--- WORK INSTRUCTIONS ---
Restate the lines word for word, from the one containing "OCR this image." through the last line of the entries below, without any other lines.

• • • •

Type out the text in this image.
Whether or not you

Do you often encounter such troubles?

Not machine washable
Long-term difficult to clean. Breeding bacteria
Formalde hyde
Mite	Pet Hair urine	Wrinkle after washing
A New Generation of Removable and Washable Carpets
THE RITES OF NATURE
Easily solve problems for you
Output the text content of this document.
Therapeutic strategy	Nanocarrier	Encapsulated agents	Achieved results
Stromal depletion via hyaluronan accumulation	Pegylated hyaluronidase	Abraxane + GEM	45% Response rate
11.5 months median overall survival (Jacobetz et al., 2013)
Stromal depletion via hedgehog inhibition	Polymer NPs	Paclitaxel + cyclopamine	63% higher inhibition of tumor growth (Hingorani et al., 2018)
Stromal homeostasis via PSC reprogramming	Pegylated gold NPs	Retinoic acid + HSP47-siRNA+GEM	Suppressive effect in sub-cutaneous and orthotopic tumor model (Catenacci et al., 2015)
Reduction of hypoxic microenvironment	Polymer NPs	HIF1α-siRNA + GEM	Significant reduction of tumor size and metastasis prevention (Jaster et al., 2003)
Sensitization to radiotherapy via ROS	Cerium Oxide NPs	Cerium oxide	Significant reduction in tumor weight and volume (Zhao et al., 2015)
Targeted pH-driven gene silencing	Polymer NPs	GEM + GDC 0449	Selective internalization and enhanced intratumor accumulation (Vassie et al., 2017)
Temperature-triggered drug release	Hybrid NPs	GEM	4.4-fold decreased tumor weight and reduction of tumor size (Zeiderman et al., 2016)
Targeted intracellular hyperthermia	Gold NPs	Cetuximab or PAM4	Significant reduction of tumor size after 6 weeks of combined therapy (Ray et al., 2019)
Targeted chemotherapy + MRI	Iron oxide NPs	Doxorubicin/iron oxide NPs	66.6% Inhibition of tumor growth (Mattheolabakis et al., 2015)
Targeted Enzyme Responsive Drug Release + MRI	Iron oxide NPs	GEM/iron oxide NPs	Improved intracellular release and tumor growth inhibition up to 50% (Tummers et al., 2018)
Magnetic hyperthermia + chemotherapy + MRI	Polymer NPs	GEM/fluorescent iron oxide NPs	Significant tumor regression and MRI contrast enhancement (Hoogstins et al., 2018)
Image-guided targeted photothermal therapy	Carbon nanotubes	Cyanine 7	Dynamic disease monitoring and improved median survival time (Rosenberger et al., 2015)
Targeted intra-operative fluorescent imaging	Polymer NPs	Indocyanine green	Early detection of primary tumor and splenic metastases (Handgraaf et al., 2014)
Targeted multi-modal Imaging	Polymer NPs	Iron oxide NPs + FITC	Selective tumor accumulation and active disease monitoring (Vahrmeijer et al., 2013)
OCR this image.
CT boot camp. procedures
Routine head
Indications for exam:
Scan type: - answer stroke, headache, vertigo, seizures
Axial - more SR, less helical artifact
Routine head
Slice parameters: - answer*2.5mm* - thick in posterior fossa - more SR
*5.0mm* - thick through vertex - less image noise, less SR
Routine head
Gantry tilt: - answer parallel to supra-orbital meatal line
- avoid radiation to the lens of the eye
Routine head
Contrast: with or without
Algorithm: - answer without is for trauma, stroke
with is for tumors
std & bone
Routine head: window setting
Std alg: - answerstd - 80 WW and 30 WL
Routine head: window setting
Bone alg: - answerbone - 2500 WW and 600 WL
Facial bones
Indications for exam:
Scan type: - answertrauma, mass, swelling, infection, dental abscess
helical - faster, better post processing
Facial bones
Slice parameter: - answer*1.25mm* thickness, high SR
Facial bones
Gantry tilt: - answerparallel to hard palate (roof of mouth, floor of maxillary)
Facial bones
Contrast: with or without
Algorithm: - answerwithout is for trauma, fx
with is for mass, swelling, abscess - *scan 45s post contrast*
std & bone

• • • •

--- ANSWER ---
OCR this image.
CT boot camp. procedures
Routine head
Indications for exam:
Scan type: - answer stroke, headache, vertigo, seizures
Axial - more SR, less helical artifact
Routine head
Slice parameters: - answer*2.5mm* - thick in posterior fossa - more SR
*5.0mm* - thick through vertex - less image noise, less SR
Routine head
Gantry tilt: - answer parallel to supra-orbital meatal line
- avoid radiation to the lens of the eye
Routine head
Contrast: with or without
Algorithm: - answer without is for trauma, stroke
with is for tumors
std & bone
Routine head: window setting
Std alg: - answerstd - 80 WW and 30 WL
Routine head: window setting
Bone alg: - answerbone - 2500 WW and 600 WL
Facial bones
Indications for exam:
Scan type: - answertrauma, mass, swelling, infection, dental abscess
helical - faster, better post processing
Facial bones
Slice parameter: - answer*1.25mm* thickness, high SR
Facial bones
Gantry tilt: - answerparallel to hard palate (roof of mouth, floor of maxillary)
Facial bones
Contrast: with or without
Algorithm: - answerwithout is for trauma, fx
with is for mass, swelling, abscess - *scan 45s post contrast*
std & bone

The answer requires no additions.